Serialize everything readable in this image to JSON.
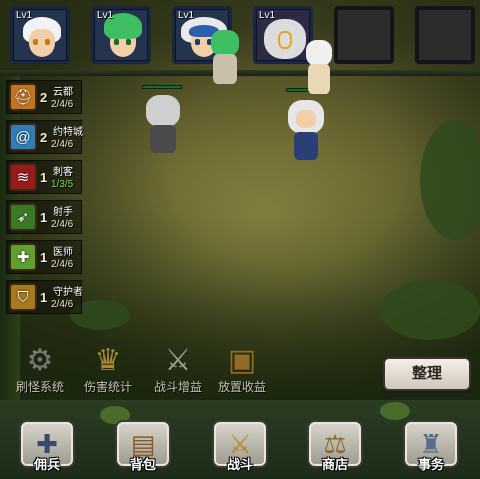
{
  "heroes": [
    {
      "level": "Lv1",
      "hair": "#ffffff",
      "frame": "#24344f"
    },
    {
      "level": "Lv1",
      "hair": "#3fbf63",
      "frame": "#24344f"
    },
    {
      "level": "Lv1",
      "hair": "#2a5fb0",
      "frame": "#24344f"
    },
    {
      "level": "Lv1",
      "hair": "#e8e8e8",
      "frame": "#2c2a45"
    },
    {
      "level": "",
      "empty": true
    },
    {
      "level": "",
      "empty": true
    }
  ],
  "factions": [
    {
      "name": "云都",
      "count": "2",
      "progress": "2/4/6",
      "progress_color": "#f0e6c0",
      "icon": "helmet-icon",
      "icon_bg": "#c4741e"
    },
    {
      "name": "约特城",
      "count": "2",
      "progress": "2/4/6",
      "progress_color": "#f0e6c0",
      "icon": "swirl-icon",
      "icon_bg": "#2e7fb8"
    },
    {
      "name": "刺客",
      "count": "1",
      "progress": "1/3/5",
      "progress_color": "#6fdc5a",
      "icon": "claw-icon",
      "icon_bg": "#9a1a1a"
    },
    {
      "name": "射手",
      "count": "1",
      "progress": "2/4/6",
      "progress_color": "#f0e6c0",
      "icon": "arrow-icon",
      "icon_bg": "#3b7a25"
    },
    {
      "name": "医师",
      "count": "1",
      "progress": "2/4/6",
      "progress_color": "#f0e6c0",
      "icon": "heal-icon",
      "icon_bg": "#5fa02e"
    },
    {
      "name": "守护者",
      "count": "1",
      "progress": "2/4/6",
      "progress_color": "#f0e6c0",
      "icon": "shield-icon",
      "icon_bg": "#a87a1e"
    }
  ],
  "utilities": [
    {
      "label": "刷怪系统",
      "icon": "gear-icon"
    },
    {
      "label": "伤害统计",
      "icon": "trophy-icon"
    },
    {
      "label": "战斗增益",
      "icon": "sword-icon"
    },
    {
      "label": "放置收益",
      "icon": "chest-icon"
    }
  ],
  "sort_button": "整理",
  "nav": [
    {
      "label": "佣兵",
      "icon": "helmet-icon"
    },
    {
      "label": "背包",
      "icon": "backpack-icon"
    },
    {
      "label": "战斗",
      "icon": "crossed-swords-icon"
    },
    {
      "label": "商店",
      "icon": "scales-icon"
    },
    {
      "label": "事务",
      "icon": "castle-icon"
    }
  ]
}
===
The records above are to be restated exactly, without their pictures.

ANSWER TO THIS TASK:
Serialize everything readable in this image to JSON.
{
  "heroes": [
    {
      "level": "Lv1",
      "hair": "#ffffff",
      "frame": "#24344f"
    },
    {
      "level": "Lv1",
      "hair": "#3fbf63",
      "frame": "#24344f"
    },
    {
      "level": "Lv1",
      "hair": "#2a5fb0",
      "frame": "#24344f"
    },
    {
      "level": "Lv1",
      "hair": "#e8e8e8",
      "frame": "#2c2a45"
    },
    {
      "level": "",
      "empty": true
    },
    {
      "level": "",
      "empty": true
    }
  ],
  "factions": [
    {
      "name": "云都",
      "count": "2",
      "progress": "2/4/6",
      "progress_color": "#f0e6c0",
      "icon": "helmet-icon",
      "icon_bg": "#c4741e"
    },
    {
      "name": "约特城",
      "count": "2",
      "progress": "2/4/6",
      "progress_color": "#f0e6c0",
      "icon": "swirl-icon",
      "icon_bg": "#2e7fb8"
    },
    {
      "name": "刺客",
      "count": "1",
      "progress": "1/3/5",
      "progress_color": "#6fdc5a",
      "icon": "claw-icon",
      "icon_bg": "#9a1a1a"
    },
    {
      "name": "射手",
      "count": "1",
      "progress": "2/4/6",
      "progress_color": "#f0e6c0",
      "icon": "arrow-icon",
      "icon_bg": "#3b7a25"
    },
    {
      "name": "医师",
      "count": "1",
      "progress": "2/4/6",
      "progress_color": "#f0e6c0",
      "icon": "heal-icon",
      "icon_bg": "#5fa02e"
    },
    {
      "name": "守护者",
      "count": "1",
      "progress": "2/4/6",
      "progress_color": "#f0e6c0",
      "icon": "shield-icon",
      "icon_bg": "#a87a1e"
    }
  ],
  "utilities": [
    {
      "label": "刷怪系统",
      "icon": "gear-icon"
    },
    {
      "label": "伤害统计",
      "icon": "trophy-icon"
    },
    {
      "label": "战斗增益",
      "icon": "sword-icon"
    },
    {
      "label": "放置收益",
      "icon": "chest-icon"
    }
  ],
  "sort_button": "整理",
  "nav": [
    {
      "label": "佣兵",
      "icon": "helmet-icon"
    },
    {
      "label": "背包",
      "icon": "backpack-icon"
    },
    {
      "label": "战斗",
      "icon": "crossed-swords-icon"
    },
    {
      "label": "商店",
      "icon": "scales-icon"
    },
    {
      "label": "事务",
      "icon": "castle-icon"
    }
  ]
}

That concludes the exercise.